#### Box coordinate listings
▼▼▼

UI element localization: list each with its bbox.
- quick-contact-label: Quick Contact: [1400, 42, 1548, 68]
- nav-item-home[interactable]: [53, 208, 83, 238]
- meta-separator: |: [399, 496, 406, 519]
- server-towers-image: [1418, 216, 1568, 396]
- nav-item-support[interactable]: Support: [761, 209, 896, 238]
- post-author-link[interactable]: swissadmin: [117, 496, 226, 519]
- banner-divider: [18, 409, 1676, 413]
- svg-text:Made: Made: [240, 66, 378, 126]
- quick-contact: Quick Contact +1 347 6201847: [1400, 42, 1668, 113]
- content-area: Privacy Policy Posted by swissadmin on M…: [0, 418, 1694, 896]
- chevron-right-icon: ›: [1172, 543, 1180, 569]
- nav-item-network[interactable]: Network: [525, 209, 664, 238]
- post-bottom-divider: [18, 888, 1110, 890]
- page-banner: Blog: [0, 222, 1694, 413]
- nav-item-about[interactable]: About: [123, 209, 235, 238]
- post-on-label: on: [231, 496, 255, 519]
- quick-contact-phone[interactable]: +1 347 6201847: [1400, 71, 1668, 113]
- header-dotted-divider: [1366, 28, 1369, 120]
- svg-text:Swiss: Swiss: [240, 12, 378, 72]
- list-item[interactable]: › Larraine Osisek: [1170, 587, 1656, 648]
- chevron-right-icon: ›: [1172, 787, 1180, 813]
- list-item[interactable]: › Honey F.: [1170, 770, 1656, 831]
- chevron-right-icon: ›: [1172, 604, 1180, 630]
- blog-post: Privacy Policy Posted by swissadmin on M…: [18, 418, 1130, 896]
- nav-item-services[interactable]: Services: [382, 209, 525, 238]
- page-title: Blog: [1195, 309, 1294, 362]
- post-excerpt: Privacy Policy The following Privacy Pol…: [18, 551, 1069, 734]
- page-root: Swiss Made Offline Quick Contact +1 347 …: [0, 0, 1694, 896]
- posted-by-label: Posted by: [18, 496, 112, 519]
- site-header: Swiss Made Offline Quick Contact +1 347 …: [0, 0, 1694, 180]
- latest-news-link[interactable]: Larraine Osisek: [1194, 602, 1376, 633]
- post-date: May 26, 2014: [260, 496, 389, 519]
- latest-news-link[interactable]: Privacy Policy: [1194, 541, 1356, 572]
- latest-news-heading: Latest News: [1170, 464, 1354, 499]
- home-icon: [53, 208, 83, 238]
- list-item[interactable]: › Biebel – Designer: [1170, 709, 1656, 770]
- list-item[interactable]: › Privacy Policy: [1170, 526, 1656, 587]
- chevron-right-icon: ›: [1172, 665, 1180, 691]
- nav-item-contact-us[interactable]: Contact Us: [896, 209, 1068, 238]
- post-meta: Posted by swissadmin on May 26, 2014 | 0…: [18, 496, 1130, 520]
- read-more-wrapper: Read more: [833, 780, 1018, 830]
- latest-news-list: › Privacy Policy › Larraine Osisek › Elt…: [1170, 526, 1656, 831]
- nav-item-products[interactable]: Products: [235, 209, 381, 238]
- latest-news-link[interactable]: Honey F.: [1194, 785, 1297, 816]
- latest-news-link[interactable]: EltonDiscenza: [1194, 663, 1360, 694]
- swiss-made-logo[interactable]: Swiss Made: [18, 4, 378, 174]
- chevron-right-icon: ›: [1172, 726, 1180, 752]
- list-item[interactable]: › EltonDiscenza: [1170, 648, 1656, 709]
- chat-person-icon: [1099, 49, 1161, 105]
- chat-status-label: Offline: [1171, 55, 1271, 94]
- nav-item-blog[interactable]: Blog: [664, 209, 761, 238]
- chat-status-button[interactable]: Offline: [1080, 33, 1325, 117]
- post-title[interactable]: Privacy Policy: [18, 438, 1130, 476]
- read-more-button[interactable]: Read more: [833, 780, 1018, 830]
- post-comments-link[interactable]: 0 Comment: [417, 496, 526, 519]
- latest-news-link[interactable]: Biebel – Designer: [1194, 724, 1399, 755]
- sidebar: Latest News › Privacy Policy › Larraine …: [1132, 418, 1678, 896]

▲▲▲

#### What is needed
Copy the rows above word for word, from the first row through the row that contains "- content-area: Privacy".

#### Solution to this problem
UI element localization: list each with its bbox.
- quick-contact-label: Quick Contact: [1400, 42, 1548, 68]
- nav-item-home[interactable]: [53, 208, 83, 238]
- meta-separator: |: [399, 496, 406, 519]
- server-towers-image: [1418, 216, 1568, 396]
- nav-item-support[interactable]: Support: [761, 209, 896, 238]
- post-author-link[interactable]: swissadmin: [117, 496, 226, 519]
- banner-divider: [18, 409, 1676, 413]
- svg-text:Made: Made: [240, 66, 378, 126]
- quick-contact: Quick Contact +1 347 6201847: [1400, 42, 1668, 113]
- content-area: Privacy Policy Posted by swissadmin on M…: [0, 418, 1694, 896]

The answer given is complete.